- **Exercise prompt**
Set down all of the data that follows word for word, without the images.

-- start --

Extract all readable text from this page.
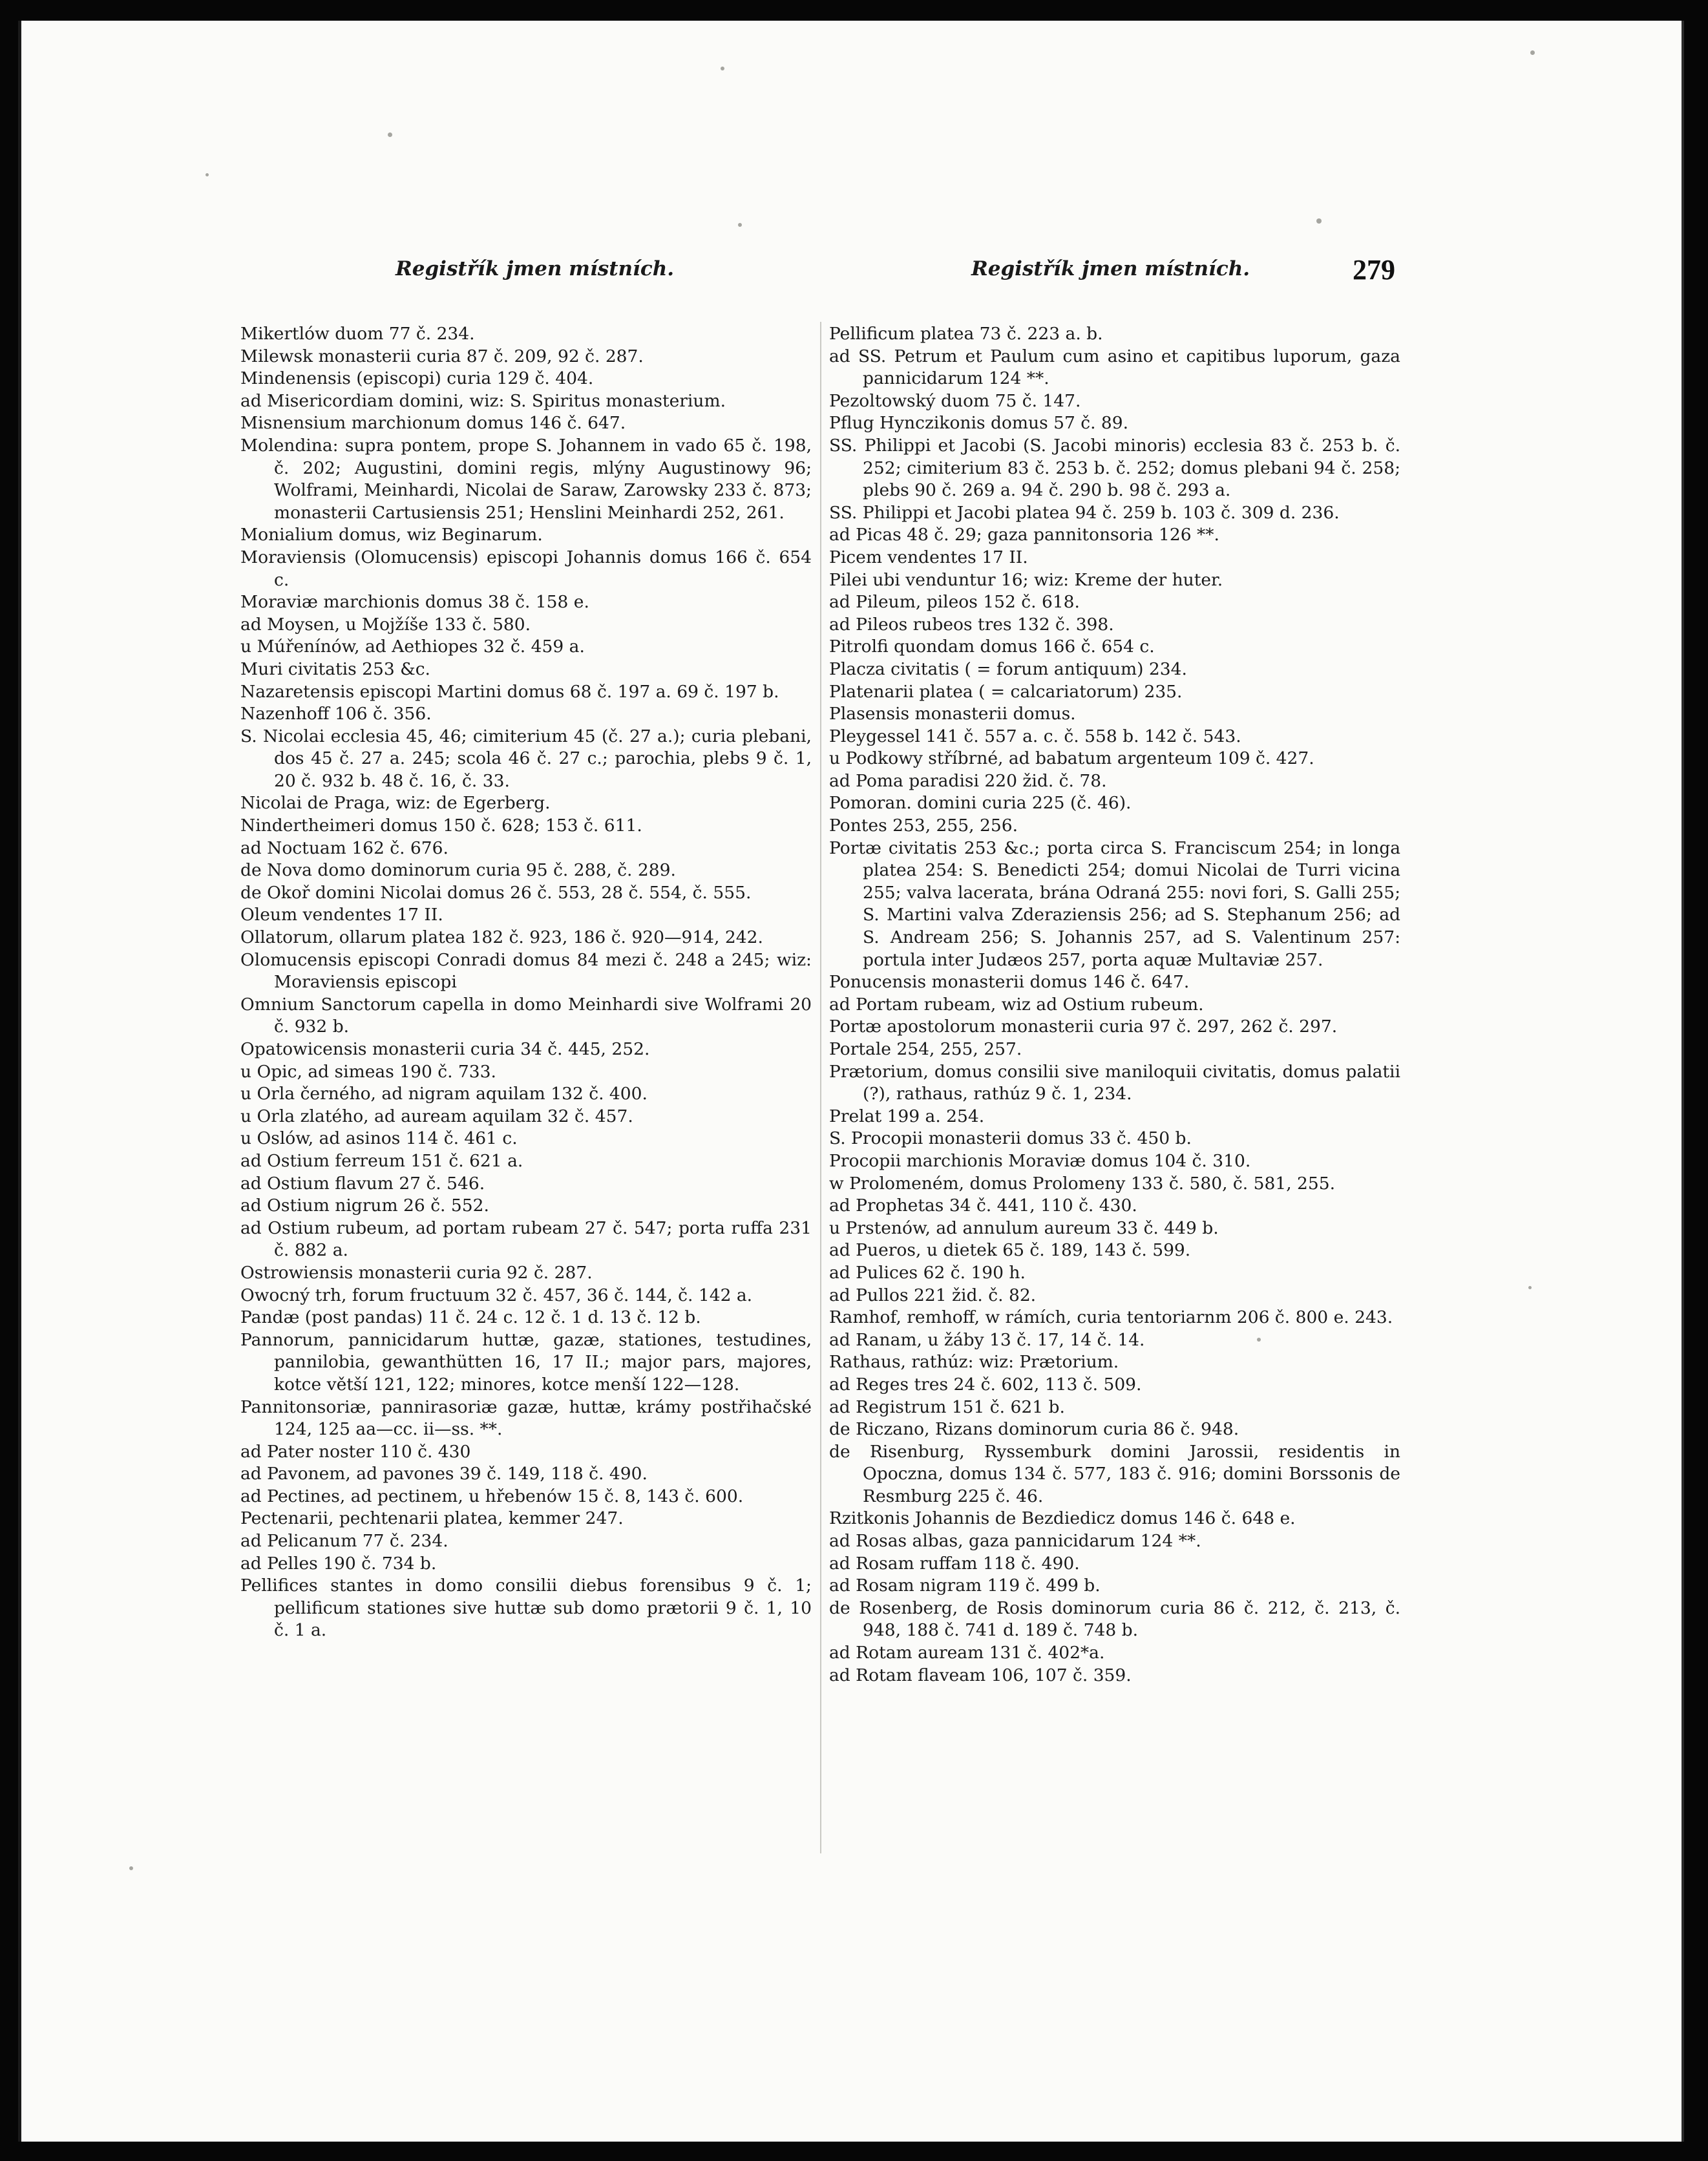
Registřík jmen místních.	Registřík jmen místních.	279

Mikertlów duom 77 č. 234.

Milewsk monasterii curia 87 č. 209, 92 č. 287.

Mindenensis (episcopi) curia 129 č. 404.

ad Misericordiam domini, wiz: S. Spiritus monasterium.

Misnensium marchionum domus 146 č. 647.

Molendina: supra pontem, prope S. Johannem in vado 65 č. 198, č. 202; Augustini, domini regis, mlýny Augustinowy 96; Wolframi, Meinhardi, Nicolai de Saraw, Zarowsky 233 č. 873; monasterii Cartusiensis 251; Henslini Meinhardi 252, 261.

Monialium domus, wiz Beginarum.

Moraviensis (Olomucensis) episcopi Johannis domus 166 č. 654 c.

Moraviæ marchionis domus 38 č. 158 e.

ad Moysen, u Mojžíše 133 č. 580.

u Múřenínów, ad Aethiopes 32 č. 459 a.

Muri civitatis 253 &c.

Nazaretensis episcopi Martini domus 68 č. 197 a. 69 č. 197 b.

Nazenhoff 106 č. 356.

S. Nicolai ecclesia 45, 46; cimiterium 45 (č. 27 a.); curia plebani, dos 45 č. 27 a. 245; scola 46 č. 27 c.; parochia, plebs 9 č. 1, 20 č. 932 b. 48 č. 16, č. 33.

Nicolai de Praga, wiz: de Egerberg.

Nindertheimeri domus 150 č. 628; 153 č. 611.

ad Noctuam 162 č. 676.

de Nova domo dominorum curia 95 č. 288, č. 289.

de Okoř domini Nicolai domus 26 č. 553, 28 č. 554, č. 555.

Oleum vendentes 17 II.

Ollatorum, ollarum platea 182 č. 923, 186 č. 920—914, 242.

Olomucensis episcopi Conradi domus 84 mezi č. 248 a 245; wiz: Moraviensis episcopi

Omnium Sanctorum capella in domo Meinhardi sive Wolframi 20 č. 932 b.

Opatowicensis monasterii curia 34 č. 445, 252.

u Opic, ad simeas 190 č. 733.

u Orla černého, ad nigram aquilam 132 č. 400.

u Orla zlatého, ad auream aquilam 32 č. 457.

u Oslów, ad asinos 114 č. 461 c.

ad Ostium ferreum 151 č. 621 a.

ad Ostium flavum 27 č. 546.

ad Ostium nigrum 26 č. 552.

ad Ostium rubeum, ad portam rubeam 27 č. 547; porta ruffa 231 č. 882 a.

Ostrowiensis monasterii curia 92 č. 287.

Owocný trh, forum fructuum 32 č. 457, 36 č. 144, č. 142 a.

Pandæ (post pandas) 11 č. 24 c. 12 č. 1 d. 13 č. 12 b.

Pannorum, pannicidarum huttæ, gazæ, stationes, testudines, pannilobia, gewanthütten 16, 17 II.; major pars, majores, kotce větší 121, 122; minores, kotce menší 122—128.

Pannitonsoriæ, pannirasoriæ gazæ, huttæ, krámy postřihačské 124, 125 aa—cc. ii—ss. **.

ad Pater noster 110 č. 430

ad Pavonem, ad pavones 39 č. 149, 118 č. 490.

ad Pectines, ad pectinem, u hřebenów 15 č. 8, 143 č. 600.

Pectenarii, pechtenarii platea, kemmer 247.

ad Pelicanum 77 č. 234.

ad Pelles 190 č. 734 b.

Pellifices stantes in domo consilii diebus forensibus 9 č. 1; pellificum stationes sive huttæ sub domo prætorii 9 č. 1, 10 č. 1 a.

Pellificum platea 73 č. 223 a. b.

ad SS. Petrum et Paulum cum asino et capitibus luporum, gaza pannicidarum 124 **.

Pezoltowský duom 75 č. 147.

Pflug Hynczikonis domus 57 č. 89.

SS. Philippi et Jacobi (S. Jacobi minoris) ecclesia 83 č. 253 b. č. 252; cimiterium 83 č. 253 b. č. 252; domus plebani 94 č. 258; plebs 90 č. 269 a. 94 č. 290 b. 98 č. 293 a.

SS. Philippi et Jacobi platea 94 č. 259 b. 103 č. 309 d. 236.

ad Picas 48 č. 29; gaza pannitonsoria 126 **.

Picem vendentes 17 II.

Pilei ubi venduntur 16; wiz: Kreme der huter.

ad Pileum, pileos 152 č. 618.

ad Pileos rubeos tres 132 č. 398.

Pitrolfi quondam domus 166 č. 654 c.

Placza civitatis ( = forum antiquum) 234.

Platenarii platea ( = calcariatorum) 235.

Plasensis monasterii domus.

Pleygessel 141 č. 557 a. c. č. 558 b. 142 č. 543.

u Podkowy stříbrné, ad babatum argenteum 109 č. 427.

ad Poma paradisi 220 žid. č. 78.

Pomoran. domini curia 225 (č. 46).

Pontes 253, 255, 256.

Portæ civitatis 253 &c.; porta circa S. Franciscum 254; in longa platea 254: S. Benedicti 254; domui Nicolai de Turri vicina 255; valva lacerata, brána Odraná 255: novi fori, S. Galli 255; S. Martini valva Zderaziensis 256; ad S. Stephanum 256; ad S. Andream 256; S. Johannis 257, ad S. Valentinum 257: portula inter Judæos 257, porta aquæ Multaviæ 257.

Ponucensis monasterii domus 146 č. 647.

ad Portam rubeam, wiz ad Ostium rubeum.

Portæ apostolorum monasterii curia 97 č. 297, 262 č. 297.

Portale 254, 255, 257.

Prætorium, domus consilii sive maniloquii civitatis, domus palatii (?), rathaus, rathúz 9 č. 1, 234.

Prelat 199 a. 254.

S. Procopii monasterii domus 33 č. 450 b.

Procopii marchionis Moraviæ domus 104 č. 310.

w Prolomeném, domus Prolomeny 133 č. 580, č. 581, 255.

ad Prophetas 34 č. 441, 110 č. 430.

u Prstenów, ad annulum aureum 33 č. 449 b.

ad Pueros, u dietek 65 č. 189, 143 č. 599.

ad Pulices 62 č. 190 h.

ad Pullos 221 žid. č. 82.

Ramhof, remhoff, w rámích, curia tentoriarnm 206 č. 800 e. 243.

ad Ranam, u žáby 13 č. 17, 14 č. 14.

Rathaus, rathúz: wiz: Prætorium.

ad Reges tres 24 č. 602, 113 č. 509.

ad Registrum 151 č. 621 b.

de Riczano, Rizans dominorum curia 86 č. 948.

de Risenburg, Ryssemburk domini Jarossii, residentis in Opoczna, domus 134 č. 577, 183 č. 916; domini Borssonis de Resmburg 225 č. 46.

Rzitkonis Johannis de Bezdiedicz domus 146 č. 648 e.

ad Rosas albas, gaza pannicidarum 124 **.

ad Rosam ruffam 118 č. 490.

ad Rosam nigram 119 č. 499 b.

de Rosenberg, de Rosis dominorum curia 86 č. 212, č. 213, č. 948, 188 č. 741 d. 189 č. 748 b.

ad Rotam auream 131 č. 402*a.

ad Rotam flaveam 106, 107 č. 359.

-- end --

- **Completed task**
Extract all readable text from this page.
Registřík jmen místních.	Registřík jmen místních.	279

Mikertlów duom 77 č. 234.

Milewsk monasterii curia 87 č. 209, 92 č. 287.

Mindenensis (episcopi) curia 129 č. 404.

ad Misericordiam domini, wiz: S. Spiritus monasterium.

Misnensium marchionum domus 146 č. 647.

Molendina: supra pontem, prope S. Johannem in vado 65 č. 198, č. 202; Augustini, domini regis, mlýny Augustinowy 96; Wolframi, Meinhardi, Nicolai de Saraw, Zarowsky 233 č. 873; monasterii Cartusiensis 251; Henslini Meinhardi 252, 261.

Monialium domus, wiz Beginarum.

Moraviensis (Olomucensis) episcopi Johannis domus 166 č. 654 c.

Moraviæ marchionis domus 38 č. 158 e.

ad Moysen, u Mojžíše 133 č. 580.

u Múřenínów, ad Aethiopes 32 č. 459 a.

Muri civitatis 253 &c.

Nazaretensis episcopi Martini domus 68 č. 197 a. 69 č. 197 b.

Nazenhoff 106 č. 356.

S. Nicolai ecclesia 45, 46; cimiterium 45 (č. 27 a.); curia plebani, dos 45 č. 27 a. 245; scola 46 č. 27 c.; parochia, plebs 9 č. 1, 20 č. 932 b. 48 č. 16, č. 33.

Nicolai de Praga, wiz: de Egerberg.

Nindertheimeri domus 150 č. 628; 153 č. 611.

ad Noctuam 162 č. 676.

de Nova domo dominorum curia 95 č. 288, č. 289.

de Okoř domini Nicolai domus 26 č. 553, 28 č. 554, č. 555.

Oleum vendentes 17 II.

Ollatorum, ollarum platea 182 č. 923, 186 č. 920—914, 242.

Olomucensis episcopi Conradi domus 84 mezi č. 248 a 245; wiz: Moraviensis episcopi

Omnium Sanctorum capella in domo Meinhardi sive Wolframi 20 č. 932 b.

Opatowicensis monasterii curia 34 č. 445, 252.

u Opic, ad simeas 190 č. 733.

u Orla černého, ad nigram aquilam 132 č. 400.

u Orla zlatého, ad auream aquilam 32 č. 457.

u Oslów, ad asinos 114 č. 461 c.

ad Ostium ferreum 151 č. 621 a.

ad Ostium flavum 27 č. 546.

ad Ostium nigrum 26 č. 552.

ad Ostium rubeum, ad portam rubeam 27 č. 547; porta ruffa 231 č. 882 a.

Ostrowiensis monasterii curia 92 č. 287.

Owocný trh, forum fructuum 32 č. 457, 36 č. 144, č. 142 a.

Pandæ (post pandas) 11 č. 24 c. 12 č. 1 d. 13 č. 12 b.

Pannorum, pannicidarum huttæ, gazæ, stationes, testudines, pannilobia, gewanthütten 16, 17 II.; major pars, majores, kotce větší 121, 122; minores, kotce menší 122—128.

Pannitonsoriæ, pannirasoriæ gazæ, huttæ, krámy postřihačské 124, 125 aa—cc. ii—ss. **.

ad Pater noster 110 č. 430

ad Pavonem, ad pavones 39 č. 149, 118 č. 490.

ad Pectines, ad pectinem, u hřebenów 15 č. 8, 143 č. 600.

Pectenarii, pechtenarii platea, kemmer 247.

ad Pelicanum 77 č. 234.

ad Pelles 190 č. 734 b.

Pellifices stantes in domo consilii diebus forensibus 9 č. 1; pellificum stationes sive huttæ sub domo prætorii 9 č. 1, 10 č. 1 a.

Pellificum platea 73 č. 223 a. b.

ad SS. Petrum et Paulum cum asino et capitibus luporum, gaza pannicidarum 124 **.

Pezoltowský duom 75 č. 147.

Pflug Hynczikonis domus 57 č. 89.

SS. Philippi et Jacobi (S. Jacobi minoris) ecclesia 83 č. 253 b. č. 252; cimiterium 83 č. 253 b. č. 252; domus plebani 94 č. 258; plebs 90 č. 269 a. 94 č. 290 b. 98 č. 293 a.

SS. Philippi et Jacobi platea 94 č. 259 b. 103 č. 309 d. 236.

ad Picas 48 č. 29; gaza pannitonsoria 126 **.

Picem vendentes 17 II.

Pilei ubi venduntur 16; wiz: Kreme der huter.

ad Pileum, pileos 152 č. 618.

ad Pileos rubeos tres 132 č. 398.

Pitrolfi quondam domus 166 č. 654 c.

Placza civitatis ( = forum antiquum) 234.

Platenarii platea ( = calcariatorum) 235.

Plasensis monasterii domus.

Pleygessel 141 č. 557 a. c. č. 558 b. 142 č. 543.

u Podkowy stříbrné, ad babatum argenteum 109 č. 427.

ad Poma paradisi 220 žid. č. 78.

Pomoran. domini curia 225 (č. 46).

Pontes 253, 255, 256.

Portæ civitatis 253 &c.; porta circa S. Franciscum 254; in longa platea 254: S. Benedicti 254; domui Nicolai de Turri vicina 255; valva lacerata, brána Odraná 255: novi fori, S. Galli 255; S. Martini valva Zderaziensis 256; ad S. Stephanum 256; ad S. Andream 256; S. Johannis 257, ad S. Valentinum 257: portula inter Judæos 257, porta aquæ Multaviæ 257.

Ponucensis monasterii domus 146 č. 647.

ad Portam rubeam, wiz ad Ostium rubeum.

Portæ apostolorum monasterii curia 97 č. 297, 262 č. 297.

Portale 254, 255, 257.

Prætorium, domus consilii sive maniloquii civitatis, domus palatii (?), rathaus, rathúz 9 č. 1, 234.

Prelat 199 a. 254.

S. Procopii monasterii domus 33 č. 450 b.

Procopii marchionis Moraviæ domus 104 č. 310.

w Prolomeném, domus Prolomeny 133 č. 580, č. 581, 255.

ad Prophetas 34 č. 441, 110 č. 430.

u Prstenów, ad annulum aureum 33 č. 449 b.

ad Pueros, u dietek 65 č. 189, 143 č. 599.

ad Pulices 62 č. 190 h.

ad Pullos 221 žid. č. 82.

Ramhof, remhoff, w rámích, curia tentoriarnm 206 č. 800 e. 243.

ad Ranam, u žáby 13 č. 17, 14 č. 14.

Rathaus, rathúz: wiz: Prætorium.

ad Reges tres 24 č. 602, 113 č. 509.

ad Registrum 151 č. 621 b.

de Riczano, Rizans dominorum curia 86 č. 948.

de Risenburg, Ryssemburk domini Jarossii, residentis in Opoczna, domus 134 č. 577, 183 č. 916; domini Borssonis de Resmburg 225 č. 46.

Rzitkonis Johannis de Bezdiedicz domus 146 č. 648 e.

ad Rosas albas, gaza pannicidarum 124 **.

ad Rosam ruffam 118 č. 490.

ad Rosam nigram 119 č. 499 b.

de Rosenberg, de Rosis dominorum curia 86 č. 212, č. 213, č. 948, 188 č. 741 d. 189 č. 748 b.

ad Rotam auream 131 č. 402*a.

ad Rotam flaveam 106, 107 č. 359.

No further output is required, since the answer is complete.